Job: From the entries below, report how many lines contain the string "them". Give only that number.
_ _ _ _
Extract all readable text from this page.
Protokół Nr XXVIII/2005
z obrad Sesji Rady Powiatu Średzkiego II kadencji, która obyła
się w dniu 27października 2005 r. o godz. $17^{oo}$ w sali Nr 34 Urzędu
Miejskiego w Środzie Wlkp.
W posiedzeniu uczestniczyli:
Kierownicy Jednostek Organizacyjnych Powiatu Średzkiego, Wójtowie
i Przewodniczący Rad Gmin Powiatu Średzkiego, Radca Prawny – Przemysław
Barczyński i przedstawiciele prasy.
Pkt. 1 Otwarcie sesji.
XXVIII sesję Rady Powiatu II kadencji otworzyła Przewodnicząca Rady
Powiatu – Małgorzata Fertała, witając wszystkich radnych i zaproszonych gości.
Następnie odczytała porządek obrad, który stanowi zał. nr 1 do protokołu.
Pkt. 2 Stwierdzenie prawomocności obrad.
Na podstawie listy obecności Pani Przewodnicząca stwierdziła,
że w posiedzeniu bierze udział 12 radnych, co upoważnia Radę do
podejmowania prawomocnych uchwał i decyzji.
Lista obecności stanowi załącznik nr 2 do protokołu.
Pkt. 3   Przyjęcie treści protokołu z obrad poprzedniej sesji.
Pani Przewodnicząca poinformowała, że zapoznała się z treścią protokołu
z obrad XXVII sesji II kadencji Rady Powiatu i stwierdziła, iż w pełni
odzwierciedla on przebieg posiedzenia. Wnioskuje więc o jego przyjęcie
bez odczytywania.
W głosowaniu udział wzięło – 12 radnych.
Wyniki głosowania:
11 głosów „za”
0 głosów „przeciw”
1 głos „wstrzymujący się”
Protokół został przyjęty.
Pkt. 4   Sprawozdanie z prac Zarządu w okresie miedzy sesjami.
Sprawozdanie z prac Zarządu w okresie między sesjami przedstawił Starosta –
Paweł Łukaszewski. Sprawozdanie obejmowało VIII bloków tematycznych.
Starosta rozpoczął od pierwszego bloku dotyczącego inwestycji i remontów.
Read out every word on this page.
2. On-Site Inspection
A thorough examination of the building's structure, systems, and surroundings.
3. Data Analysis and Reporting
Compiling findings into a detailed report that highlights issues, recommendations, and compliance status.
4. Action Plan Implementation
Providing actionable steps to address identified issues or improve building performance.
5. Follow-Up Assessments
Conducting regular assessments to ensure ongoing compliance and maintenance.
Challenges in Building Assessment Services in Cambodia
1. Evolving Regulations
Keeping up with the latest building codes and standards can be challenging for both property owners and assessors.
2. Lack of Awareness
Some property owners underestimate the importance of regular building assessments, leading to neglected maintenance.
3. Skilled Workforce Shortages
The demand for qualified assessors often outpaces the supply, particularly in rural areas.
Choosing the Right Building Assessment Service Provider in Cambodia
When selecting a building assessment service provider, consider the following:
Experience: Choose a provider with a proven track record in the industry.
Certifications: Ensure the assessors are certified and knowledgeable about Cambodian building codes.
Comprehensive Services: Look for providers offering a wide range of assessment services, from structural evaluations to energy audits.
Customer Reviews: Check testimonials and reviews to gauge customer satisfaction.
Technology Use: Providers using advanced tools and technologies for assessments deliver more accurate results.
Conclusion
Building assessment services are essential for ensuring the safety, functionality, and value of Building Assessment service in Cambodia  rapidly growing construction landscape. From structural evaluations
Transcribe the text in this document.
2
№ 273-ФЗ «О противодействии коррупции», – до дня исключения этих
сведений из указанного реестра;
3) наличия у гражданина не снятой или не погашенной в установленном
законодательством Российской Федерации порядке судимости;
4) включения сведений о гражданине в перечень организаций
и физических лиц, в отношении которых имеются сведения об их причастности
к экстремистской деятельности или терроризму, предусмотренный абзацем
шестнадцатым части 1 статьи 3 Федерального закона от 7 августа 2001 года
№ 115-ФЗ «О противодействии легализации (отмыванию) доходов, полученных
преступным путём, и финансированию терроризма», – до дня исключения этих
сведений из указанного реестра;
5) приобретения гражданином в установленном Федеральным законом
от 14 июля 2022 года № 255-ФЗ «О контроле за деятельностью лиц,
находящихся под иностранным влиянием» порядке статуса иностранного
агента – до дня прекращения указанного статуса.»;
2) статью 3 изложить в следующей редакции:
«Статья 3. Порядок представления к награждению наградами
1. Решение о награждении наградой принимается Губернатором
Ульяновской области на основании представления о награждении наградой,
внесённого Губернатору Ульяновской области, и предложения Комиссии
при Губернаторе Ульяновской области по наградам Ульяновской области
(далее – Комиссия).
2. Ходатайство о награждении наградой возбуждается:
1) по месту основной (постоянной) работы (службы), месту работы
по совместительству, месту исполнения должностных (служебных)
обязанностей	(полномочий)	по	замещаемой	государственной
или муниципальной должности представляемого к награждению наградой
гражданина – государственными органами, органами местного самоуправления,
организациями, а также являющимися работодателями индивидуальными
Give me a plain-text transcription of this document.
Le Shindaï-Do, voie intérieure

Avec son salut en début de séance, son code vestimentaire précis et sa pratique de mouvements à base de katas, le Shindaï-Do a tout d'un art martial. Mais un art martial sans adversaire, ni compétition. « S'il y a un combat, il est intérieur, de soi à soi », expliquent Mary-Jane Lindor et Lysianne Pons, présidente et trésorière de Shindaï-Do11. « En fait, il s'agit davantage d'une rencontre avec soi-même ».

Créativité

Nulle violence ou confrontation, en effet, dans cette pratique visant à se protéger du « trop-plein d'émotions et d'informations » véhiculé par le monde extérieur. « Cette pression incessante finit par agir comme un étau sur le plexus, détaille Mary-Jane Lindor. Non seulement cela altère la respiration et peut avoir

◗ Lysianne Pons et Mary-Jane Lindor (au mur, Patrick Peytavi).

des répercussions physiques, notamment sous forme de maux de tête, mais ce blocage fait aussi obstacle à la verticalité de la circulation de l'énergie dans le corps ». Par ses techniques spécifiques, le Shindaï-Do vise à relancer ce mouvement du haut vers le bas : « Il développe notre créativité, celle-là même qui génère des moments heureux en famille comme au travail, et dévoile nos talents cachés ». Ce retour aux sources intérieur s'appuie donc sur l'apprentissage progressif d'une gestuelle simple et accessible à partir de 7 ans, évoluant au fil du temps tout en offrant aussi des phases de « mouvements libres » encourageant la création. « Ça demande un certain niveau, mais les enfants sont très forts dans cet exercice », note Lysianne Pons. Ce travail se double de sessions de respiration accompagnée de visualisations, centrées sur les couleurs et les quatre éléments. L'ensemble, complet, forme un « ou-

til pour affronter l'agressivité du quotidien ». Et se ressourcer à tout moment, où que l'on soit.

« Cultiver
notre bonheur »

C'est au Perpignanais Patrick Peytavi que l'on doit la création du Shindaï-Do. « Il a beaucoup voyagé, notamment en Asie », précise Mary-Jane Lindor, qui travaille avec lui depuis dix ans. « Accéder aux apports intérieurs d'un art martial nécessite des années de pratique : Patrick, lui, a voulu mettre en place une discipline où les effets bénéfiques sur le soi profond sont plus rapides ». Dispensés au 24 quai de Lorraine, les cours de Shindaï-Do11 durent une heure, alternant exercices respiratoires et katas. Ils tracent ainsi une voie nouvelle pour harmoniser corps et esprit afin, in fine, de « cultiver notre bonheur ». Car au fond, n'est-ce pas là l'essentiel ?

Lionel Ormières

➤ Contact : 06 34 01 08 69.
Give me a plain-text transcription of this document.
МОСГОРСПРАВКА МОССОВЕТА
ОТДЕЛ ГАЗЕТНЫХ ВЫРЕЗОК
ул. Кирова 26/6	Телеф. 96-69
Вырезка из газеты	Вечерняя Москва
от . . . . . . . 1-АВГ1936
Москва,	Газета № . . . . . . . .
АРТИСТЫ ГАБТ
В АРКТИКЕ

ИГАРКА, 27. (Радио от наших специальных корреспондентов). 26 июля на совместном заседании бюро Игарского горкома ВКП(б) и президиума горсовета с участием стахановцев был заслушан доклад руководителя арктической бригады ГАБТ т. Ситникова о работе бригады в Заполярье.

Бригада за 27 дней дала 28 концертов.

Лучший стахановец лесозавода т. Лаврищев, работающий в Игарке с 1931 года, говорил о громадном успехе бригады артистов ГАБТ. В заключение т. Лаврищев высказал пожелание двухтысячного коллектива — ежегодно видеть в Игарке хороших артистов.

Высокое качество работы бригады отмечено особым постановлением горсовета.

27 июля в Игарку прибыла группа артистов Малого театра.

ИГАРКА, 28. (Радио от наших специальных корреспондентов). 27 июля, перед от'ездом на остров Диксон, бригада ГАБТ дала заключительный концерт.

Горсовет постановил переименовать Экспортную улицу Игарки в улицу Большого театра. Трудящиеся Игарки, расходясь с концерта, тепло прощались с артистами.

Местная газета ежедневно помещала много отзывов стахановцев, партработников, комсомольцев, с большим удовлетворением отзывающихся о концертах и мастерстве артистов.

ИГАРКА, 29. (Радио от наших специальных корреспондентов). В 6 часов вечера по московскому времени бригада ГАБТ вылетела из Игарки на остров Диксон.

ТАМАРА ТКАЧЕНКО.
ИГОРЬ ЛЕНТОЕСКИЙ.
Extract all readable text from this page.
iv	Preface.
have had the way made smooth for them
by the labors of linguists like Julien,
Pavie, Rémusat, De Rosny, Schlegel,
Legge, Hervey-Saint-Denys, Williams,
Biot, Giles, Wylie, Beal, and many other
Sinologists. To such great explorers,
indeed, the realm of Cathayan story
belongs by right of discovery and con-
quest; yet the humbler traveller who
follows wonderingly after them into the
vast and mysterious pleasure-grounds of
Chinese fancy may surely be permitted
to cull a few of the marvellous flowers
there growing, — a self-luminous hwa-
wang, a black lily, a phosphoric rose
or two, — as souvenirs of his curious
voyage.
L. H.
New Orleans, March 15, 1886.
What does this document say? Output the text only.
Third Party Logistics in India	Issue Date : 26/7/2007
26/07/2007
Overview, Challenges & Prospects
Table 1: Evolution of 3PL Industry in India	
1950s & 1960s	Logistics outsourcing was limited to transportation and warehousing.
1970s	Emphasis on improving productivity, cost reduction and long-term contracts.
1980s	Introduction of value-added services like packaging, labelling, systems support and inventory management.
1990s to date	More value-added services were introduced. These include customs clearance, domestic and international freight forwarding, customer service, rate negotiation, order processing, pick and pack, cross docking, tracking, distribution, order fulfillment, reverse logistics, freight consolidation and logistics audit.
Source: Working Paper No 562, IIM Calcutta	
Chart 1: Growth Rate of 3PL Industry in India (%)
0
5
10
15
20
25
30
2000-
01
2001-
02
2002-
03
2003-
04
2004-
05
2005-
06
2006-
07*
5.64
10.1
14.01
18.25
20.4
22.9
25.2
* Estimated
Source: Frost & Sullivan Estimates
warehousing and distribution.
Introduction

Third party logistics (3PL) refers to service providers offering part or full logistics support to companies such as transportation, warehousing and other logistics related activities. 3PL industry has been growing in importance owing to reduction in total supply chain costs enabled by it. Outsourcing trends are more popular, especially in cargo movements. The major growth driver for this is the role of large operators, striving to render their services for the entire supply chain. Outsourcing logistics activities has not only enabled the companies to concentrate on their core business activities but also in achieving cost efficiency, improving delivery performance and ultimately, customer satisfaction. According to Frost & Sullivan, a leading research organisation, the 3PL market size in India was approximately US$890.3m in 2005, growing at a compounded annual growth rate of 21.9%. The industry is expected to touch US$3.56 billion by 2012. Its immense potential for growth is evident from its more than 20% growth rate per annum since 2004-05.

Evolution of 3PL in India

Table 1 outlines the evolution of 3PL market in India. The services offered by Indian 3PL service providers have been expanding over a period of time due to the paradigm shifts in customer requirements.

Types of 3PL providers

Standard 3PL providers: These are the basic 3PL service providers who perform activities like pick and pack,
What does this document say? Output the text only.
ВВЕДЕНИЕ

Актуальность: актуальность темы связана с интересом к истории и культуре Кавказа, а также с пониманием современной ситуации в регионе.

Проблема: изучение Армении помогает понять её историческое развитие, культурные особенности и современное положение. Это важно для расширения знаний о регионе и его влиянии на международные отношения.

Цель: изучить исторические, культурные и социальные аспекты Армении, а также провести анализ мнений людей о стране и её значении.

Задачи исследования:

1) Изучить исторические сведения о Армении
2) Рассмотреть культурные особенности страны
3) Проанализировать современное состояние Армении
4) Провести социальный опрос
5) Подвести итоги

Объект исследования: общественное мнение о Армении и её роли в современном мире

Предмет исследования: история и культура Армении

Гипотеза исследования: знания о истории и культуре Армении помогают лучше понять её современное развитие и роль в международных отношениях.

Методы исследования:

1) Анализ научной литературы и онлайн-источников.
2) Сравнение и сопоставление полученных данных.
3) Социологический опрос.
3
_ _ _ _
Written solution: 2